**Provided information:**
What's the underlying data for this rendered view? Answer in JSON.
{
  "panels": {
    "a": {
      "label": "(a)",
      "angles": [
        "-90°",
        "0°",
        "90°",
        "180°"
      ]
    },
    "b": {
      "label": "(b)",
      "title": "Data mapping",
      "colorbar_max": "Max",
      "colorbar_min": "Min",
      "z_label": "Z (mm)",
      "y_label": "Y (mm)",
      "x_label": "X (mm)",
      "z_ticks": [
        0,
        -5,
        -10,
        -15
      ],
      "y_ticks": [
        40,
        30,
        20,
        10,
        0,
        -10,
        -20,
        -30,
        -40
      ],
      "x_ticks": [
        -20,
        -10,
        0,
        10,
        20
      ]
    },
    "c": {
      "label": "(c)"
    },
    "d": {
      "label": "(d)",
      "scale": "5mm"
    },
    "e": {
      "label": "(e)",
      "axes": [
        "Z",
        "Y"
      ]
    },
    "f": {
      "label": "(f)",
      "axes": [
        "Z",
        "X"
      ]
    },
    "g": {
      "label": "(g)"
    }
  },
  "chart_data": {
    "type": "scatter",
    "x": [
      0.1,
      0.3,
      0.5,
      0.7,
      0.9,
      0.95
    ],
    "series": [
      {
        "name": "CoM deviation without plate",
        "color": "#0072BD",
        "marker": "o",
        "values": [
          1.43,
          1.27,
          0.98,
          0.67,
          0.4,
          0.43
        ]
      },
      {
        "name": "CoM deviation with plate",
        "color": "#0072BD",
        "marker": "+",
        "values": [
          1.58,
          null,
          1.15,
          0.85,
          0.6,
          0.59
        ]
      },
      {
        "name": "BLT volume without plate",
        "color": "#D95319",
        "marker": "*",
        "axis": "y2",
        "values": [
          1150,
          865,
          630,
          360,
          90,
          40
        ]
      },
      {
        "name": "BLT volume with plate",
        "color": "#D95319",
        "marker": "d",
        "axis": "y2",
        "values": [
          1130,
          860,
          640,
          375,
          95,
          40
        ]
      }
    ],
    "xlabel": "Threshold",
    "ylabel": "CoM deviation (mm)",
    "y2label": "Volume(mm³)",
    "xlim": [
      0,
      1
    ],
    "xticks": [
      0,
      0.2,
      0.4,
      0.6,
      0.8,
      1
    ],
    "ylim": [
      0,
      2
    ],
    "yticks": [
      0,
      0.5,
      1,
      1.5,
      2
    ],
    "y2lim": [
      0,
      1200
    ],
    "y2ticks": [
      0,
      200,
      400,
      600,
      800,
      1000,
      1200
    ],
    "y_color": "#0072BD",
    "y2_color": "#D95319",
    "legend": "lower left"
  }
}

**Required work:** Using the data above, print every record exactly as shown.

**Response below:**
What's the underlying data for this rendered view? Answer in JSON.
{
  "panels": {
    "a": {
      "label": "(a)",
      "angles": [
        "-90°",
        "0°",
        "90°",
        "180°"
      ]
    },
    "b": {
      "label": "(b)",
      "title": "Data mapping",
      "colorbar_max": "Max",
      "colorbar_min": "Min",
      "z_label": "Z (mm)",
      "y_label": "Y (mm)",
      "x_label": "X (mm)",
      "z_ticks": [
        0,
        -5,
        -10,
        -15
      ],
      "y_ticks": [
        40,
        30,
        20,
        10,
        0,
        -10,
        -20,
        -30,
        -40
      ],
      "x_ticks": [
        -20,
        -10,
        0,
        10,
        20
      ]
    },
    "c": {
      "label": "(c)"
    },
    "d": {
      "label": "(d)",
      "scale": "5mm"
    },
    "e": {
      "label": "(e)",
      "axes": [
        "Z",
        "Y"
      ]
    },
    "f": {
      "label": "(f)",
      "axes": [
        "Z",
        "X"
      ]
    },
    "g": {
      "label": "(g)"
    }
  },
  "chart_data": {
    "type": "scatter",
    "x": [
      0.1,
      0.3,
      0.5,
      0.7,
      0.9,
      0.95
    ],
    "series": [
      {
        "name": "CoM deviation without plate",
        "color": "#0072BD",
        "marker": "o",
        "values": [
          1.43,
          1.27,
          0.98,
          0.67,
          0.4,
          0.43
        ]
      },
      {
        "name": "CoM deviation with plate",
        "color": "#0072BD",
        "marker": "+",
        "values": [
          1.58,
          null,
          1.15,
          0.85,
          0.6,
          0.59
        ]
      },
      {
        "name": "BLT volume without plate",
        "color": "#D95319",
        "marker": "*",
        "axis": "y2",
        "values": [
          1150,
          865,
          630,
          360,
          90,
          40
        ]
      },
      {
        "name": "BLT volume with plate",
        "color": "#D95319",
        "marker": "d",
        "axis": "y2",
        "values": [
          1130,
          860,
          640,
          375,
          95,
          40
        ]
      }
    ],
    "xlabel": "Threshold",
    "ylabel": "CoM deviation (mm)",
    "y2label": "Volume(mm³)",
    "xlim": [
      0,
      1
    ],
    "xticks": [
      0,
      0.2,
      0.4,
      0.6,
      0.8,
      1
    ],
    "ylim": [
      0,
      2
    ],
    "yticks": [
      0,
      0.5,
      1,
      1.5,
      2
    ],
    "y2lim": [
      0,
      1200
    ],
    "y2ticks": [
      0,
      200,
      400,
      600,
      800,
      1000,
      1200
    ],
    "y_color": "#0072BD",
    "y2_color": "#D95319",
    "legend": "lower left"
  }
}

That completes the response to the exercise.